— start Listing —
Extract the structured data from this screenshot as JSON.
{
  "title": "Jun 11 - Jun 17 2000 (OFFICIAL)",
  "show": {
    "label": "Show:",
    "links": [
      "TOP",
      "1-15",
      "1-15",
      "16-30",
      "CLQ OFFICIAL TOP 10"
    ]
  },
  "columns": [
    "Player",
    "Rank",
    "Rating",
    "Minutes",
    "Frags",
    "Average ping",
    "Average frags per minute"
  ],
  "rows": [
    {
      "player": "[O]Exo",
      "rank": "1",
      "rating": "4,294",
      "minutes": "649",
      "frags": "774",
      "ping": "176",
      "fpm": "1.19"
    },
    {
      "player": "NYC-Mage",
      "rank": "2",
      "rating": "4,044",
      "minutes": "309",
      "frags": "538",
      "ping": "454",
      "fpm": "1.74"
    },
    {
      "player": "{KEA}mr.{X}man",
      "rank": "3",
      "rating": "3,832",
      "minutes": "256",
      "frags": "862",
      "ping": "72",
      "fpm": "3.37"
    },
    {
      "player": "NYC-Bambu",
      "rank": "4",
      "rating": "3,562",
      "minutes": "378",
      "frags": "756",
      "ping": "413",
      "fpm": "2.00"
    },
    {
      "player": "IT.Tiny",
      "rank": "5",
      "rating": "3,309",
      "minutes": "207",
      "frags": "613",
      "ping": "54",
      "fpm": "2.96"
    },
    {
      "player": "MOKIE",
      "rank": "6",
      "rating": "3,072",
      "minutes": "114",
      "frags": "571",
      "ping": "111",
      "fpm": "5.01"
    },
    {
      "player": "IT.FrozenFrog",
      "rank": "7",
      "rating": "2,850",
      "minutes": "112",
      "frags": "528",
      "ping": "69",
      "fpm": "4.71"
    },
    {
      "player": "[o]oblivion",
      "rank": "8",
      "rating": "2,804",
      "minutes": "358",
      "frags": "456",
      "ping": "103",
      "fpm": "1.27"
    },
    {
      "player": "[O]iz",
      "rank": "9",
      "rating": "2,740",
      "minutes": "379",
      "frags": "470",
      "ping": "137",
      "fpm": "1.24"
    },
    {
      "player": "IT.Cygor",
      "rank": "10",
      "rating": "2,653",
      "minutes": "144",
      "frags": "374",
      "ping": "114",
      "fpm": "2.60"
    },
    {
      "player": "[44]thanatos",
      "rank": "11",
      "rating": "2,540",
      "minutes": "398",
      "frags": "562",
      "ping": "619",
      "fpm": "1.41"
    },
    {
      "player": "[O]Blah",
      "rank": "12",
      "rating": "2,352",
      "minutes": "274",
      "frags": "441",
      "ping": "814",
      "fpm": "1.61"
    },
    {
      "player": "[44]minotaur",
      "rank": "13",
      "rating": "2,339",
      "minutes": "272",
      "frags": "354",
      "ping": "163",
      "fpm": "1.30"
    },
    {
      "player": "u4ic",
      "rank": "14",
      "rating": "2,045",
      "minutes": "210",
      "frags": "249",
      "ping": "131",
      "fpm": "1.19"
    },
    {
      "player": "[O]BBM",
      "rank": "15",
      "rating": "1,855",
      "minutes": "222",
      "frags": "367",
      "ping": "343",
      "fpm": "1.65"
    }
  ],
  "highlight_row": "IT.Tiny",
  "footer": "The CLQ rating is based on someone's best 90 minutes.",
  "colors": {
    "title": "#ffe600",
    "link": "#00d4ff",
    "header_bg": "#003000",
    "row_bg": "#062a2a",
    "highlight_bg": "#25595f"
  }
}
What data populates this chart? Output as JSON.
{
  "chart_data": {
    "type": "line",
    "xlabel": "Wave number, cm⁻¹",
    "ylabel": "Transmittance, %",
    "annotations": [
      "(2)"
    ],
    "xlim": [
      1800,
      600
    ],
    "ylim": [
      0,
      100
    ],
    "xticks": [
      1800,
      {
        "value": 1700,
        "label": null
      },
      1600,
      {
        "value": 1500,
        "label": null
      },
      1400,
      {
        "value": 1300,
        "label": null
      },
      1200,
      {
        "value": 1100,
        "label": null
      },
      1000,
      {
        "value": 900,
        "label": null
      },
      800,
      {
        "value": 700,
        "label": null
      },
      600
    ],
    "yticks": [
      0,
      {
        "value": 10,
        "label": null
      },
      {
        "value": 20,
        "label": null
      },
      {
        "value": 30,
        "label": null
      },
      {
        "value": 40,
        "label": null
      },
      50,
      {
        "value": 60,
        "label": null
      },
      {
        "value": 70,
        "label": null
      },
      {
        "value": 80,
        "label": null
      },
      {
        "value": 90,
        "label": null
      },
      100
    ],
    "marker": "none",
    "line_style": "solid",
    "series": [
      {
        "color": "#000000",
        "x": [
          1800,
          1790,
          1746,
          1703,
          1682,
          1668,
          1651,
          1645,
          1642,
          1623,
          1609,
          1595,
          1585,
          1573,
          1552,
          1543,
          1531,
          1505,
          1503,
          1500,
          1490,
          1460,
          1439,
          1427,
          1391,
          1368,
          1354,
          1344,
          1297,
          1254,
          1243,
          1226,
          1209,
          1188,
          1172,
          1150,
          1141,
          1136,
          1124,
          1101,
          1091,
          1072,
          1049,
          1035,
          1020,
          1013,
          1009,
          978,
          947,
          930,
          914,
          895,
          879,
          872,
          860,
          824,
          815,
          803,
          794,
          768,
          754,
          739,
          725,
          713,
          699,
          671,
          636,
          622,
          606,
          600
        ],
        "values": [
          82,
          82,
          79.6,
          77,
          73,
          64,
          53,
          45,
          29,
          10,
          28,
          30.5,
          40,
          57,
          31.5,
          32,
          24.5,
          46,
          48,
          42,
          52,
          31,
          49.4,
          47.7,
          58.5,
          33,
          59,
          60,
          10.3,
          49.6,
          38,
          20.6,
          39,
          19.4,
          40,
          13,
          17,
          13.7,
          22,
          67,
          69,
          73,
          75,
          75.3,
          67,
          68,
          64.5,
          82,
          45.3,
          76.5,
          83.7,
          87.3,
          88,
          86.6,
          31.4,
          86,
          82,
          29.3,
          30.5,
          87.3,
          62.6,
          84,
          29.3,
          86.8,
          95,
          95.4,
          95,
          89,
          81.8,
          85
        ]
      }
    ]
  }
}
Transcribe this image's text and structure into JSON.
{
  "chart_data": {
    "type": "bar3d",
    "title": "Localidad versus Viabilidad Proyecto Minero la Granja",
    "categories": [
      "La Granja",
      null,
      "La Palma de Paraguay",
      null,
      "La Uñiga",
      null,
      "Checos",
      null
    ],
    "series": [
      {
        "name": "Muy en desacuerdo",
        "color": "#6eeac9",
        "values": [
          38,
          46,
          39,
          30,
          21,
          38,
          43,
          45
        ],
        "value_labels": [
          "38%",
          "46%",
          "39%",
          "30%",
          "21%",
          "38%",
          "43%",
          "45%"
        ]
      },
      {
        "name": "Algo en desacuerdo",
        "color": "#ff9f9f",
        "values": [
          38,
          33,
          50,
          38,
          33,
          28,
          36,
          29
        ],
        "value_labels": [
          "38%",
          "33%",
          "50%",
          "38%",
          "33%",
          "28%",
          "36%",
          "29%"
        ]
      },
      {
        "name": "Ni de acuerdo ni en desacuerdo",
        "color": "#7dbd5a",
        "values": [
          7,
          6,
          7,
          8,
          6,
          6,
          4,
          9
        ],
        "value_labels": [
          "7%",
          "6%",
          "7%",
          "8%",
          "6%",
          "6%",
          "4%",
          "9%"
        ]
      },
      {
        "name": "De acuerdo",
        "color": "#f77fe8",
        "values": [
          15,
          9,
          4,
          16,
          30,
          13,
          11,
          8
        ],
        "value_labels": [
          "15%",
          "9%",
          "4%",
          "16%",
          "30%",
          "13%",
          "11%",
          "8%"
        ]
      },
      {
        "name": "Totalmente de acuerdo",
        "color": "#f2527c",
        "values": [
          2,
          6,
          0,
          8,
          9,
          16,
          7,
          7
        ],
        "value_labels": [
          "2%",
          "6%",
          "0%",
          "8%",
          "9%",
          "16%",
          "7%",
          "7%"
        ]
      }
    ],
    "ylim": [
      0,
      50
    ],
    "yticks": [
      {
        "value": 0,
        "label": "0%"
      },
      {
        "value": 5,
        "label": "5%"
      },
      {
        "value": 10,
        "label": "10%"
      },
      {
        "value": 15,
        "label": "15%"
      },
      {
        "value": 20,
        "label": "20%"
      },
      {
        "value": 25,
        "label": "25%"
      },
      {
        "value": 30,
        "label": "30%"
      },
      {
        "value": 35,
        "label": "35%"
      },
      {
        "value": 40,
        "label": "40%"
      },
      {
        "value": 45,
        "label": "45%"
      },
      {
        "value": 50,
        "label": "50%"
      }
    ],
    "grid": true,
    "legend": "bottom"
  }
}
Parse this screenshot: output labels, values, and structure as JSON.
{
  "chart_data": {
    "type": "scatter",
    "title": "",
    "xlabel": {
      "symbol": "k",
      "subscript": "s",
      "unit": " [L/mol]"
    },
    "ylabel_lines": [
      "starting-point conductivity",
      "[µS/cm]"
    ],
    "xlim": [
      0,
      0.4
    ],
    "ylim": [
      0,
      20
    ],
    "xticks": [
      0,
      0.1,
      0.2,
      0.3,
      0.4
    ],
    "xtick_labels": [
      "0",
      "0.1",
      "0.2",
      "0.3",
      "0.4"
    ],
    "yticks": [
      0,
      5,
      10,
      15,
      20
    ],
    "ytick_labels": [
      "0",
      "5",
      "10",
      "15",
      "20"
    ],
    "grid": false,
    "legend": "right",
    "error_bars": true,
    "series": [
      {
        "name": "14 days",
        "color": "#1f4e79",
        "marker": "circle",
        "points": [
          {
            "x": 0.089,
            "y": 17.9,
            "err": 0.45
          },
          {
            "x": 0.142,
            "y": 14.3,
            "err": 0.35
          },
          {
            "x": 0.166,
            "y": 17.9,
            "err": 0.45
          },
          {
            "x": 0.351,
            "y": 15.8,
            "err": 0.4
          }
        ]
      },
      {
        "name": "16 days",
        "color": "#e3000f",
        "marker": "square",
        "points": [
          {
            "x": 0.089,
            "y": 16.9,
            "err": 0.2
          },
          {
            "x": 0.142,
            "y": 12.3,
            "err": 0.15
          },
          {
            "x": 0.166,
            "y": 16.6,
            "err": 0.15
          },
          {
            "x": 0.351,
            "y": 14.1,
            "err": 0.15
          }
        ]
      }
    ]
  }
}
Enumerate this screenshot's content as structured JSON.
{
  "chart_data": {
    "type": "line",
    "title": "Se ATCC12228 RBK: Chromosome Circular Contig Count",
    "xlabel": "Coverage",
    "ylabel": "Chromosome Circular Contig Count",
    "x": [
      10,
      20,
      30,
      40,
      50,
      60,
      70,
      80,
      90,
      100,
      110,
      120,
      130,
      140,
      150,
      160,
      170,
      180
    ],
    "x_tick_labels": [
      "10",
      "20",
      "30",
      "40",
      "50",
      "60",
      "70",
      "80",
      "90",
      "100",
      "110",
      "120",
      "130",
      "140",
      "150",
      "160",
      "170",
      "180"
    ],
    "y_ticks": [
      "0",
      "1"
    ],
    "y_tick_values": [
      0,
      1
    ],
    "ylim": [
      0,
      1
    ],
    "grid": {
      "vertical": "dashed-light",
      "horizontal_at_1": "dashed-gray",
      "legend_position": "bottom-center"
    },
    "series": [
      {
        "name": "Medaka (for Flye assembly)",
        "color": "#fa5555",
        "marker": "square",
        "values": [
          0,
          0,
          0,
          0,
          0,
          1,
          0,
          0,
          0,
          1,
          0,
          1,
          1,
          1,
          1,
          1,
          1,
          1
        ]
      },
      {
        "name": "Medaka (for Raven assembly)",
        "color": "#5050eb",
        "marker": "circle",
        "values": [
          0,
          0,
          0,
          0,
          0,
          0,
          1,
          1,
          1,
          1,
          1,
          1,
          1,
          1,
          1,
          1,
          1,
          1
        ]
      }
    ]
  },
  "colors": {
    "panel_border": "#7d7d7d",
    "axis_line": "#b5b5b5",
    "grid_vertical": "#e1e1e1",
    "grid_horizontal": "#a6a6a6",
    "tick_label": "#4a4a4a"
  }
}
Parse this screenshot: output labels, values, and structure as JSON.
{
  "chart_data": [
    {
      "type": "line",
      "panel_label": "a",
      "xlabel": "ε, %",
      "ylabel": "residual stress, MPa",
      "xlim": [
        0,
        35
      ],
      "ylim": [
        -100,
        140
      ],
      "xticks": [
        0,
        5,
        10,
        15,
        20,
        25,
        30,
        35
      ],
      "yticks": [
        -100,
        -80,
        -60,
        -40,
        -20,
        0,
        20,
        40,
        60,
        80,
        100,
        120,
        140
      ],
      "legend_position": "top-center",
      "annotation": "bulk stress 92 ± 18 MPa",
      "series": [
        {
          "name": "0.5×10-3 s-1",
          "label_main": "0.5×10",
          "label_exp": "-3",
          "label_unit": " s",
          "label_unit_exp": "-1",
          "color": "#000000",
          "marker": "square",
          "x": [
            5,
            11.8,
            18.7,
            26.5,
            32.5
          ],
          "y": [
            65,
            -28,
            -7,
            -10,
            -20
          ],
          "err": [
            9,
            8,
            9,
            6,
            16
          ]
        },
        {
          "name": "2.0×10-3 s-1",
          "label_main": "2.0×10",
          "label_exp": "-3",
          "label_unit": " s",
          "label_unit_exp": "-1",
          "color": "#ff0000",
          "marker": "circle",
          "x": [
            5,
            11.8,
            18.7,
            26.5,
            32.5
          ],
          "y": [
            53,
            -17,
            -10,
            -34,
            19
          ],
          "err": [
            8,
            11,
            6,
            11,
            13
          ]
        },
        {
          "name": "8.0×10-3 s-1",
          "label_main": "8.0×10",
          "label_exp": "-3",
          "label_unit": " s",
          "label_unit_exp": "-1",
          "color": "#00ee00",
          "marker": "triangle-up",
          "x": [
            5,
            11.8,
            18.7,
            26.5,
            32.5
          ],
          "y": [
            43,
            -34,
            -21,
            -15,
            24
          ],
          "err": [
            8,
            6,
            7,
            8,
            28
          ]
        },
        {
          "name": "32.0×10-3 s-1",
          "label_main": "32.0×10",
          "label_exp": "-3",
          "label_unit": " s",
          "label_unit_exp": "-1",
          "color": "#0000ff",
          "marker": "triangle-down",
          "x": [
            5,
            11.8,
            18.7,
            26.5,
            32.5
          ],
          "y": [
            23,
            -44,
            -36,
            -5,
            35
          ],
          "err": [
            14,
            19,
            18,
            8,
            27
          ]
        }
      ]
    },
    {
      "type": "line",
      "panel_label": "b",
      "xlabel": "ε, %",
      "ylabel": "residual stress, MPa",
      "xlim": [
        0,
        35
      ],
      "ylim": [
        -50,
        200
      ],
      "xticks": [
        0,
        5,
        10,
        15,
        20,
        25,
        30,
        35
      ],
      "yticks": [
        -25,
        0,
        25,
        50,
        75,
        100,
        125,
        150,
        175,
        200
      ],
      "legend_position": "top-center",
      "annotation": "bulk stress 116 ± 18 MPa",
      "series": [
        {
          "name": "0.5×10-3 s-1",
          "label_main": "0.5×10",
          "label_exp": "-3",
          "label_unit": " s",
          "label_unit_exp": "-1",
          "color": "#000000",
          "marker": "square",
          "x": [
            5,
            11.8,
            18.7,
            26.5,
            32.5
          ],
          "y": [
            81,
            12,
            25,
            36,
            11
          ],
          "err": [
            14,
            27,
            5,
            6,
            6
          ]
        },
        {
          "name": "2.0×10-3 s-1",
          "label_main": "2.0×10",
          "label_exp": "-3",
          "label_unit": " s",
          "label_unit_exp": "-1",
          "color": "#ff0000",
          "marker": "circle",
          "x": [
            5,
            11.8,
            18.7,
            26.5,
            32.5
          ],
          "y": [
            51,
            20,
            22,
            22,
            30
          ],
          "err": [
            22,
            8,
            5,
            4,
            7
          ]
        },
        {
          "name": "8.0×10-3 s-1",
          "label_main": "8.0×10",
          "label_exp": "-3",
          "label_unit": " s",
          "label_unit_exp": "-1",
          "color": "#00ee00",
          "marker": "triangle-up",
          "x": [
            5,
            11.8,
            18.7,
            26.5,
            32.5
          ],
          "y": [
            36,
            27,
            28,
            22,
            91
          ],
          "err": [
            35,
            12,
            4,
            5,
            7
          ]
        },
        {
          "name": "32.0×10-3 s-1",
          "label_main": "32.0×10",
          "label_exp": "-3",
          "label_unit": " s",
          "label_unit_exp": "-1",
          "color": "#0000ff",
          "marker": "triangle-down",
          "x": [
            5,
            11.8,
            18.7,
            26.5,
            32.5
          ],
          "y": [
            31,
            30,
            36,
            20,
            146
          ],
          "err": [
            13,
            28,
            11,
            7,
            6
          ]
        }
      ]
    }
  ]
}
— end Listing —
* What the exercise asks
Identify the lines that contain the string "xlabel", and copy every one of them.

* Result of the task
    "xlabel": "Wave number, cm⁻¹",
    "xlabel": {
    "xlabel": "Coverage",
      "xlabel": "ε, %",
      "xlabel": "ε, %",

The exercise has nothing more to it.